» Task brief: Your task is to repeat all of the material exactly.

--- start of Raw records ---

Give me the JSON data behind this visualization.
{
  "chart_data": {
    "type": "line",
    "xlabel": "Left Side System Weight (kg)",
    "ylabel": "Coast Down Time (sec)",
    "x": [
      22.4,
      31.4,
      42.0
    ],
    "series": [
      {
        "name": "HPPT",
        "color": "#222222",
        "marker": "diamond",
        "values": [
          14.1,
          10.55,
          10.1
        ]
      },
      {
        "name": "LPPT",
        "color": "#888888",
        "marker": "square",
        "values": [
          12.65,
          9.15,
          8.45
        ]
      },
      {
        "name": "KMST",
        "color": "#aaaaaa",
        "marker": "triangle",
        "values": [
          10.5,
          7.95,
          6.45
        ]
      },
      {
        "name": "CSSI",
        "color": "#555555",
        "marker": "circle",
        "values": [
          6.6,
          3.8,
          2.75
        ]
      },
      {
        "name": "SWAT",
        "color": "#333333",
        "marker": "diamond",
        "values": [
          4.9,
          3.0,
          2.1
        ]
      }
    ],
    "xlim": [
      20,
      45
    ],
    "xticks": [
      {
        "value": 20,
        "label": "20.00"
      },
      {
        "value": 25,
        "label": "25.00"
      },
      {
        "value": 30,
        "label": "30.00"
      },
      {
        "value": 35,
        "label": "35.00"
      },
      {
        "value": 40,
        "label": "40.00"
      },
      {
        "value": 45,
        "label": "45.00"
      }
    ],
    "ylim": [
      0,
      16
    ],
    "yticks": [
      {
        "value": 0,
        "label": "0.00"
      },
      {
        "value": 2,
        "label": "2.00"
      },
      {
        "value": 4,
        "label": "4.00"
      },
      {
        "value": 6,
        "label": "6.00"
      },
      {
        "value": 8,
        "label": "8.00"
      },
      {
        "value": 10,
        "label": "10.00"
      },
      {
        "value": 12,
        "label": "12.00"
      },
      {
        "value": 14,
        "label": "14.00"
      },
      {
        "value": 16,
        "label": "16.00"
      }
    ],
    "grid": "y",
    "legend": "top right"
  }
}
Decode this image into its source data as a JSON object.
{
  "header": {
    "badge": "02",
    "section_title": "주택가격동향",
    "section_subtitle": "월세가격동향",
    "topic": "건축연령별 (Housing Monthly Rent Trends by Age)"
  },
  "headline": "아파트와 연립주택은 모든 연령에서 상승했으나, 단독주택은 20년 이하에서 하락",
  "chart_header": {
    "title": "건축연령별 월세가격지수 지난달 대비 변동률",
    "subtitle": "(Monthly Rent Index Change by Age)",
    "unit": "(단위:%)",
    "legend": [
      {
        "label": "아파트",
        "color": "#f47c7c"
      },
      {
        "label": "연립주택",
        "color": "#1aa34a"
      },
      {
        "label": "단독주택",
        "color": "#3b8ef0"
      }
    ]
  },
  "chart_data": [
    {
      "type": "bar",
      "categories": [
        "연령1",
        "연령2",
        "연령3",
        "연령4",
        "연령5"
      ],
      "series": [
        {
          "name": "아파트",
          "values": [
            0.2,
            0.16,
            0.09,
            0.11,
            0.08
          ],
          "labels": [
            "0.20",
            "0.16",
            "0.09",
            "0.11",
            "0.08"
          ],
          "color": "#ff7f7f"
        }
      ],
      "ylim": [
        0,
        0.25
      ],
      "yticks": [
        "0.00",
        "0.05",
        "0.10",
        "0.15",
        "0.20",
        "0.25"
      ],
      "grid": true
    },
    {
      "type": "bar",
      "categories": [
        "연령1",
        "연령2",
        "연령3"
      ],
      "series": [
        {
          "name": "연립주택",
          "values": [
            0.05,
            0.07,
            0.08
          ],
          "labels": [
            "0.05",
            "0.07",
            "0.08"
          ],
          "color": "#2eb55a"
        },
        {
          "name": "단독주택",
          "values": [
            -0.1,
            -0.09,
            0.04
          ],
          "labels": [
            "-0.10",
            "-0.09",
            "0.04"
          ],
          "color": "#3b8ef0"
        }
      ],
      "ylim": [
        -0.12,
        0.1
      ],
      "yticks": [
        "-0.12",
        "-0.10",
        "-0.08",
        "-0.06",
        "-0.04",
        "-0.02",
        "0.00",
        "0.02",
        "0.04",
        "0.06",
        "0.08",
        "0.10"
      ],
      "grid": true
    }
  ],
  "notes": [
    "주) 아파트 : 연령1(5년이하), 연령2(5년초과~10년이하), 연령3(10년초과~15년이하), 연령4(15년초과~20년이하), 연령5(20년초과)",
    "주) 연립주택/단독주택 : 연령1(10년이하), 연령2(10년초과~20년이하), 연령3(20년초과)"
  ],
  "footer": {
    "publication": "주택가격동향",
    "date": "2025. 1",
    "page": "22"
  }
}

--- end of Raw records ---

» Result for this task:
Give me the JSON data behind this visualization.
{
  "chart_data": {
    "type": "line",
    "xlabel": "Left Side System Weight (kg)",
    "ylabel": "Coast Down Time (sec)",
    "x": [
      22.4,
      31.4,
      42.0
    ],
    "series": [
      {
        "name": "HPPT",
        "color": "#222222",
        "marker": "diamond",
        "values": [
          14.1,
          10.55,
          10.1
        ]
      },
      {
        "name": "LPPT",
        "color": "#888888",
        "marker": "square",
        "values": [
          12.65,
          9.15,
          8.45
        ]
      },
      {
        "name": "KMST",
        "color": "#aaaaaa",
        "marker": "triangle",
        "values": [
          10.5,
          7.95,
          6.45
        ]
      },
      {
        "name": "CSSI",
        "color": "#555555",
        "marker": "circle",
        "values": [
          6.6,
          3.8,
          2.75
        ]
      },
      {
        "name": "SWAT",
        "color": "#333333",
        "marker": "diamond",
        "values": [
          4.9,
          3.0,
          2.1
        ]
      }
    ],
    "xlim": [
      20,
      45
    ],
    "xticks": [
      {
        "value": 20,
        "label": "20.00"
      },
      {
        "value": 25,
        "label": "25.00"
      },
      {
        "value": 30,
        "label": "30.00"
      },
      {
        "value": 35,
        "label": "35.00"
      },
      {
        "value": 40,
        "label": "40.00"
      },
      {
        "value": 45,
        "label": "45.00"
      }
    ],
    "ylim": [
      0,
      16
    ],
    "yticks": [
      {
        "value": 0,
        "label": "0.00"
      },
      {
        "value": 2,
        "label": "2.00"
      },
      {
        "value": 4,
        "label": "4.00"
      },
      {
        "value": 6,
        "label": "6.00"
      },
      {
        "value": 8,
        "label": "8.00"
      },
      {
        "value": 10,
        "label": "10.00"
      },
      {
        "value": 12,
        "label": "12.00"
      },
      {
        "value": 14,
        "label": "14.00"
      },
      {
        "value": 16,
        "label": "16.00"
      }
    ],
    "grid": "y",
    "legend": "top right"
  }
}
Decode this image into its source data as a JSON object.
{
  "header": {
    "badge": "02",
    "section_title": "주택가격동향",
    "section_subtitle": "월세가격동향",
    "topic": "건축연령별 (Housing Monthly Rent Trends by Age)"
  },
  "headline": "아파트와 연립주택은 모든 연령에서 상승했으나, 단독주택은 20년 이하에서 하락",
  "chart_header": {
    "title": "건축연령별 월세가격지수 지난달 대비 변동률",
    "subtitle": "(Monthly Rent Index Change by Age)",
    "unit": "(단위:%)",
    "legend": [
      {
        "label": "아파트",
        "color": "#f47c7c"
      },
      {
        "label": "연립주택",
        "color": "#1aa34a"
      },
      {
        "label": "단독주택",
        "color": "#3b8ef0"
      }
    ]
  },
  "chart_data": [
    {
      "type": "bar",
      "categories": [
        "연령1",
        "연령2",
        "연령3",
        "연령4",
        "연령5"
      ],
      "series": [
        {
          "name": "아파트",
          "values": [
            0.2,
            0.16,
            0.09,
            0.11,
            0.08
          ],
          "labels": [
            "0.20",
            "0.16",
            "0.09",
            "0.11",
            "0.08"
          ],
          "color": "#ff7f7f"
        }
      ],
      "ylim": [
        0,
        0.25
      ],
      "yticks": [
        "0.00",
        "0.05",
        "0.10",
        "0.15",
        "0.20",
        "0.25"
      ],
      "grid": true
    },
    {
      "type": "bar",
      "categories": [
        "연령1",
        "연령2",
        "연령3"
      ],
      "series": [
        {
          "name": "연립주택",
          "values": [
            0.05,
            0.07,
            0.08
          ],
          "labels": [
            "0.05",
            "0.07",
            "0.08"
          ],
          "color": "#2eb55a"
        },
        {
          "name": "단독주택",
          "values": [
            -0.1,
            -0.09,
            0.04
          ],
          "labels": [
            "-0.10",
            "-0.09",
            "0.04"
          ],
          "color": "#3b8ef0"
        }
      ],
      "ylim": [
        -0.12,
        0.1
      ],
      "yticks": [
        "-0.12",
        "-0.10",
        "-0.08",
        "-0.06",
        "-0.04",
        "-0.02",
        "0.00",
        "0.02",
        "0.04",
        "0.06",
        "0.08",
        "0.10"
      ],
      "grid": true
    }
  ],
  "notes": [
    "주) 아파트 : 연령1(5년이하), 연령2(5년초과~10년이하), 연령3(10년초과~15년이하), 연령4(15년초과~20년이하), 연령5(20년초과)",
    "주) 연립주택/단독주택 : 연령1(10년이하), 연령2(10년초과~20년이하), 연령3(20년초과)"
  ],
  "footer": {
    "publication": "주택가격동향",
    "date": "2025. 1",
    "page": "22"
  }
}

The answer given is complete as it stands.